• _Input for this task_
────
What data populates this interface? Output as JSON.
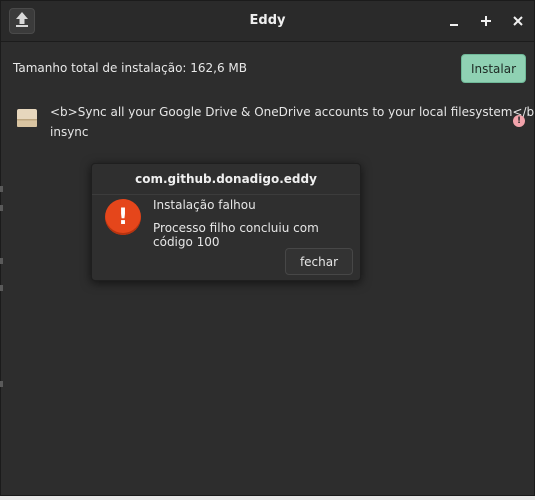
{
  "window": {
    "title": "Eddy",
    "controls": {
      "minimize": "–",
      "maximize": "+",
      "close": "×"
    }
  },
  "header": {
    "upload_icon": "upload-icon"
  },
  "summary": {
    "size_label": "Tamanho total de instalação: 162,6 MB",
    "install_button": "Instalar"
  },
  "package": {
    "icon": "package-icon",
    "description": "<b>Sync all your Google Drive & OneDrive accounts to your local filesystem</b>",
    "name": "insync",
    "status_icon": "warning-icon"
  },
  "dialog": {
    "title": "com.github.donadigo.eddy",
    "error_icon": "error-icon",
    "error_title": "Instalação falhou",
    "error_message": "Processo filho concluiu com código 100",
    "close_button": "fechar"
  },
  "colors": {
    "window_bg": "#2d2d2d",
    "accent_install": "#8fd1b3",
    "error_red": "#e5461b",
    "warning_pink": "#f2a3ab"
  }
}
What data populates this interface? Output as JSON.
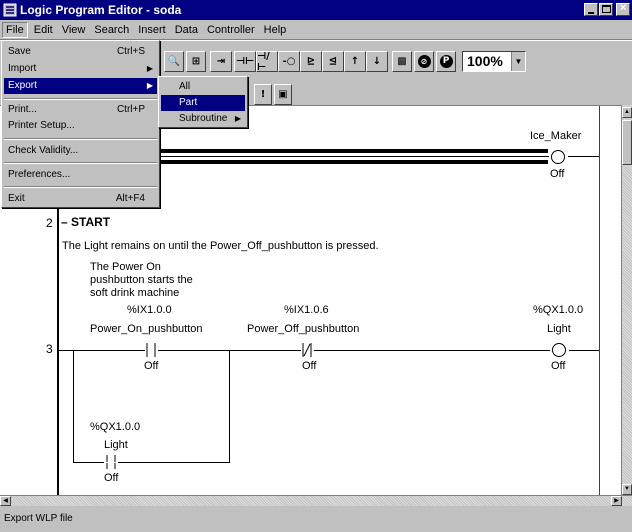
{
  "window": {
    "title": "Logic Program Editor - soda"
  },
  "menubar": [
    "File",
    "Edit",
    "View",
    "Search",
    "Insert",
    "Data",
    "Controller",
    "Help"
  ],
  "file_menu": {
    "items": [
      {
        "label": "Save",
        "shortcut": "Ctrl+S"
      },
      {
        "label": "Import"
      },
      {
        "label": "Export"
      },
      {
        "label": "Print...",
        "shortcut": "Ctrl+P"
      },
      {
        "label": "Printer Setup..."
      },
      {
        "label": "Check Validity..."
      },
      {
        "label": "Preferences..."
      },
      {
        "label": "Exit",
        "shortcut": "Alt+F4"
      }
    ]
  },
  "export_submenu": {
    "items": [
      {
        "label": "All"
      },
      {
        "label": "Part"
      },
      {
        "label": "Subroutine"
      }
    ]
  },
  "toolbar": {
    "zoom": "100%"
  },
  "rung1": {
    "coil_label": "Ice_Maker",
    "coil_state": "Off"
  },
  "rung2": {
    "number": "2",
    "heading": "START",
    "comment": "The Light remains on until the Power_Off_pushbutton is pressed."
  },
  "rung3": {
    "number": "3",
    "note_line1": "The Power On",
    "note_line2": "pushbutton starts the",
    "note_line3": "soft drink machine",
    "contact1": {
      "address": "%IX1.0.0",
      "name": "Power_On_pushbutton",
      "state": "Off"
    },
    "contact2": {
      "address": "%IX1.0.6",
      "name": "Power_Off_pushbutton",
      "state": "Off"
    },
    "coil": {
      "address": "%QX1.0.0",
      "name": "Light",
      "state": "Off"
    },
    "branch": {
      "address": "%QX1.0.0",
      "name": "Light",
      "state": "Off"
    }
  },
  "statusbar": {
    "text": "Export WLP file"
  }
}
────
• _Problem details_
Exclude all images and restate the records above word for word.

• _Exercise answer_
What data populates this interface? Output as JSON.
{
  "window": {
    "title": "Eddy",
    "controls": {
      "minimize": "–",
      "maximize": "+",
      "close": "×"
    }
  },
  "header": {
    "upload_icon": "upload-icon"
  },
  "summary": {
    "size_label": "Tamanho total de instalação: 162,6 MB",
    "install_button": "Instalar"
  },
  "package": {
    "icon": "package-icon",
    "description": "<b>Sync all your Google Drive & OneDrive accounts to your local filesystem</b>",
    "name": "insync",
    "status_icon": "warning-icon"
  },
  "dialog": {
    "title": "com.github.donadigo.eddy",
    "error_icon": "error-icon",
    "error_title": "Instalação falhou",
    "error_message": "Processo filho concluiu com código 100",
    "close_button": "fechar"
  },
  "colors": {
    "window_bg": "#2d2d2d",
    "accent_install": "#8fd1b3",
    "error_red": "#e5461b",
    "warning_pink": "#f2a3ab"
  }
}
What data populates this interface? Output as JSON.
{
  "window": {
    "title": "Logic Program Editor - soda"
  },
  "menubar": [
    "File",
    "Edit",
    "View",
    "Search",
    "Insert",
    "Data",
    "Controller",
    "Help"
  ],
  "file_menu": {
    "items": [
      {
        "label": "Save",
        "shortcut": "Ctrl+S"
      },
      {
        "label": "Import"
      },
      {
        "label": "Export"
      },
      {
        "label": "Print...",
        "shortcut": "Ctrl+P"
      },
      {
        "label": "Printer Setup..."
      },
      {
        "label": "Check Validity..."
      },
      {
        "label": "Preferences..."
      },
      {
        "label": "Exit",
        "shortcut": "Alt+F4"
      }
    ]
  },
  "export_submenu": {
    "items": [
      {
        "label": "All"
      },
      {
        "label": "Part"
      },
      {
        "label": "Subroutine"
      }
    ]
  },
  "toolbar": {
    "zoom": "100%"
  },
  "rung1": {
    "coil_label": "Ice_Maker",
    "coil_state": "Off"
  },
  "rung2": {
    "number": "2",
    "heading": "START",
    "comment": "The Light remains on until the Power_Off_pushbutton is pressed."
  },
  "rung3": {
    "number": "3",
    "note_line1": "The Power On",
    "note_line2": "pushbutton starts the",
    "note_line3": "soft drink machine",
    "contact1": {
      "address": "%IX1.0.0",
      "name": "Power_On_pushbutton",
      "state": "Off"
    },
    "contact2": {
      "address": "%IX1.0.6",
      "name": "Power_Off_pushbutton",
      "state": "Off"
    },
    "coil": {
      "address": "%QX1.0.0",
      "name": "Light",
      "state": "Off"
    },
    "branch": {
      "address": "%QX1.0.0",
      "name": "Light",
      "state": "Off"
    }
  },
  "statusbar": {
    "text": "Export WLP file"
  }
}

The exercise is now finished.